WHAT TO WORK ON >>
Using the records below, locate all lines containing "COTES" and return them.
Begin DATA PROVIDED
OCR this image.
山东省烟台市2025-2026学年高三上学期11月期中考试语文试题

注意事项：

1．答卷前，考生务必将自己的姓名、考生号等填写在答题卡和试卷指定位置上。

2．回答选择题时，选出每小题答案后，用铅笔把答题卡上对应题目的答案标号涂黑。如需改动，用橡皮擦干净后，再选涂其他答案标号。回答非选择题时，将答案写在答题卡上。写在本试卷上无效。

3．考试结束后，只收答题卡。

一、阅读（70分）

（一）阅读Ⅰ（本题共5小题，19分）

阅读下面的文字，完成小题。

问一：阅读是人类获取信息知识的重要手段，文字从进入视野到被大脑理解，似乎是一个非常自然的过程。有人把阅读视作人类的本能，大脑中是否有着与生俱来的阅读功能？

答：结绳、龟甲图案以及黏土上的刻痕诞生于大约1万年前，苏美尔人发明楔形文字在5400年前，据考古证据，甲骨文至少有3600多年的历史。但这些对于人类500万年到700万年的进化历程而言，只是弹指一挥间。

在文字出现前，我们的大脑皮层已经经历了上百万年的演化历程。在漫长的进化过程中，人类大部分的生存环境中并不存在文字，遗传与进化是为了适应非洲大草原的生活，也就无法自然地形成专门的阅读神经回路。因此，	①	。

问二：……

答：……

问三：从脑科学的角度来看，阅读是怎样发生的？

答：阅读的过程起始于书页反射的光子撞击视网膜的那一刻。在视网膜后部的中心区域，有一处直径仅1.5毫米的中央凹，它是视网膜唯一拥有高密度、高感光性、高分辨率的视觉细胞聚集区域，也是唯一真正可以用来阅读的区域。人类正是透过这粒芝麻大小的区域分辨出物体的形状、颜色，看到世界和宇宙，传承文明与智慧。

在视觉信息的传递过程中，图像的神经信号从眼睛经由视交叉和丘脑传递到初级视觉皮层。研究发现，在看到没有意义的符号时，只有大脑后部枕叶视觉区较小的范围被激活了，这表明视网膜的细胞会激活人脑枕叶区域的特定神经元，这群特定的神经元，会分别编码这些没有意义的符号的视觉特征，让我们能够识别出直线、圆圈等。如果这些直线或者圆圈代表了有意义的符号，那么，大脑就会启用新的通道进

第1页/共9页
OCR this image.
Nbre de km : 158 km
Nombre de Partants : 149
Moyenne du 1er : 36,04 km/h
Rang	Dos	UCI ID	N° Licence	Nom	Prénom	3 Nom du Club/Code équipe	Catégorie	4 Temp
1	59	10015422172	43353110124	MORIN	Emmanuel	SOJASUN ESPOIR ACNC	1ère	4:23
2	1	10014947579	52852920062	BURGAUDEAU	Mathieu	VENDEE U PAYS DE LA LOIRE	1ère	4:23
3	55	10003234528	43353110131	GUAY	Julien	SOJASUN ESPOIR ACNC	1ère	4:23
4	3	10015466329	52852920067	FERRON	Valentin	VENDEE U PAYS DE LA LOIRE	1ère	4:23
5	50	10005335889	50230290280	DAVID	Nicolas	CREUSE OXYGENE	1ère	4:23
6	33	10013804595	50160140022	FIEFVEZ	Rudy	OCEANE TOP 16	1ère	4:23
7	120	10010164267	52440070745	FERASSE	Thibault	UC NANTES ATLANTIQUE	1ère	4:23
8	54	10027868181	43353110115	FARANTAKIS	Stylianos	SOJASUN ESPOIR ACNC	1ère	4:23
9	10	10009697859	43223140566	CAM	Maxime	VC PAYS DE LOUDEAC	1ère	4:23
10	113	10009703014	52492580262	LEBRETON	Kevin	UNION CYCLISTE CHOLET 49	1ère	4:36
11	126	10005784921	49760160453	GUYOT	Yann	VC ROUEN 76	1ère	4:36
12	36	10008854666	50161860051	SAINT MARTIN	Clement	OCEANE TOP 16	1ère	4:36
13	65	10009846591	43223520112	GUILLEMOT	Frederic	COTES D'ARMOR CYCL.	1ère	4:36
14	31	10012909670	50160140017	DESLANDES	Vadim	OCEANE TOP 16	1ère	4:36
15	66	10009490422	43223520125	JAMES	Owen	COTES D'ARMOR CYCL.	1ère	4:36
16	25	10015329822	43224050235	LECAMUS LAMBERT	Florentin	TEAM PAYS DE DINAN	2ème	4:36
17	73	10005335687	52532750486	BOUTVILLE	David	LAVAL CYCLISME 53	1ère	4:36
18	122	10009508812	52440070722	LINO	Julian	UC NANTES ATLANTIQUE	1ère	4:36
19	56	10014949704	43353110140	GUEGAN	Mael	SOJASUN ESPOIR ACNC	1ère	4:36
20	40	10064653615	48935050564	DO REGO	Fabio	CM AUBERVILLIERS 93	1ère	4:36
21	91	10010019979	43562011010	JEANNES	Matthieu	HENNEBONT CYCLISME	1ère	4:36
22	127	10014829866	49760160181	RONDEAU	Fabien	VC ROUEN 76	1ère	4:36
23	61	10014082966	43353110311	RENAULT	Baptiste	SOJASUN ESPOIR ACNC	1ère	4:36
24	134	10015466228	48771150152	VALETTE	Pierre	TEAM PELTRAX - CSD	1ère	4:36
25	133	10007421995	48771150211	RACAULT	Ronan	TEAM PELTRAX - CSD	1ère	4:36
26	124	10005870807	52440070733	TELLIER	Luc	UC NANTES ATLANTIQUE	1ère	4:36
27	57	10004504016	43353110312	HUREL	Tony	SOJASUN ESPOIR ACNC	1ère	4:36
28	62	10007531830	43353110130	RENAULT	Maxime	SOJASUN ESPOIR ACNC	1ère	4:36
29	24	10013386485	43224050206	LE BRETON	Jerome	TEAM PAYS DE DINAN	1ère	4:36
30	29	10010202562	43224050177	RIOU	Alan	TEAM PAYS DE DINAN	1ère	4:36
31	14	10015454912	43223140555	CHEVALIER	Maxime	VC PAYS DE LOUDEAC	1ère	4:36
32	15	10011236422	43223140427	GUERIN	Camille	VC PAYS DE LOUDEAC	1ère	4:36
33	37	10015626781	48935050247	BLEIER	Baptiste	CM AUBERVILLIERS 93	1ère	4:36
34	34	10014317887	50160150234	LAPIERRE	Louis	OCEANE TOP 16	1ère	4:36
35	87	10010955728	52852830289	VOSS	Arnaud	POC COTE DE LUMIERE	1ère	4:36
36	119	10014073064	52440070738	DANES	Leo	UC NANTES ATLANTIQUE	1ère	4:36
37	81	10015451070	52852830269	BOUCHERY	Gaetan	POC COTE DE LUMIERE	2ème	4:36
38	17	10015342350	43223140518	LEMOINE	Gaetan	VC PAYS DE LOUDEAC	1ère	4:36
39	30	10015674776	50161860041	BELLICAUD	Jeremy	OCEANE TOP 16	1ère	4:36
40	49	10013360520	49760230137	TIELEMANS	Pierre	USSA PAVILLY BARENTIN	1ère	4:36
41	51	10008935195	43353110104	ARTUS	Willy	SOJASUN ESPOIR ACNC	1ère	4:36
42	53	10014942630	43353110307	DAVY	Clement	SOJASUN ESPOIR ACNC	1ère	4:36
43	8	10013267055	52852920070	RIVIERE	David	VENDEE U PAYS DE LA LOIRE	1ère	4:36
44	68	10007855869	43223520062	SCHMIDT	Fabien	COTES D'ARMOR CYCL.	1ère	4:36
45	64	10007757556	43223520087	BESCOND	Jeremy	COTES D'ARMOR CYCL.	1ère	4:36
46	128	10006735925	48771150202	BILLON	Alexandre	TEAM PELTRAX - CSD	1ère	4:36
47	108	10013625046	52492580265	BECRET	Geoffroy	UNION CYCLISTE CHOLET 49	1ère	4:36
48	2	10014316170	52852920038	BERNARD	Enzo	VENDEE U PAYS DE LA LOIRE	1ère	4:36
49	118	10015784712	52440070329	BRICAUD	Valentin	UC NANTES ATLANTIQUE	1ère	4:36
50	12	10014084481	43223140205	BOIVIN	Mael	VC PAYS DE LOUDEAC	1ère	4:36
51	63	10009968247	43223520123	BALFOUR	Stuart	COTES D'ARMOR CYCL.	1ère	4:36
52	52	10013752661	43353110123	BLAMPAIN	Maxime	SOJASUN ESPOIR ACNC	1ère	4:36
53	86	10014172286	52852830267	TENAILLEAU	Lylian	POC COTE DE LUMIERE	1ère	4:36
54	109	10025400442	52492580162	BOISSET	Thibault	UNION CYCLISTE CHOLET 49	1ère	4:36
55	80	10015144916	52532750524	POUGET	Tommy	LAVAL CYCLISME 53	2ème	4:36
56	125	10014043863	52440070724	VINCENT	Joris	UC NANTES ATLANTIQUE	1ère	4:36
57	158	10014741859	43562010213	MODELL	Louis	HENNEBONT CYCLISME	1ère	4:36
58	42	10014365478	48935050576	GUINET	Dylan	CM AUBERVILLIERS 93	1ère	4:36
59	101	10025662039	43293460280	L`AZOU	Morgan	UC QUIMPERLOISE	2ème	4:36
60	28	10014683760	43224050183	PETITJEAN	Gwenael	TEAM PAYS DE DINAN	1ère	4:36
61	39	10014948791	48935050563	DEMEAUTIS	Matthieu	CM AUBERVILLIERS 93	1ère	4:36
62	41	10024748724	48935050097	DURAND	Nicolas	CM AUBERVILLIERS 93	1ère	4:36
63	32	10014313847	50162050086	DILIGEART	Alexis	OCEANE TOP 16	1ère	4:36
End DATA PROVIDED
EXERCISE SOLUTION >>
13	65	10009846591	43223520112	GUILLEMOT	Frederic	COTES D'ARMOR CYCL.	1ère	4:36
15	66	10009490422	43223520125	JAMES	Owen	COTES D'ARMOR CYCL.	1ère	4:36
44	68	10007855869	43223520062	SCHMIDT	Fabien	COTES D'ARMOR CYCL.	1ère	4:36
45	64	10007757556	43223520087	BESCOND	Jeremy	COTES D'ARMOR CYCL.	1ère	4:36
51	63	10009968247	43223520123	BALFOUR	Stuart	COTES D'ARMOR CYCL.	1ère	4:36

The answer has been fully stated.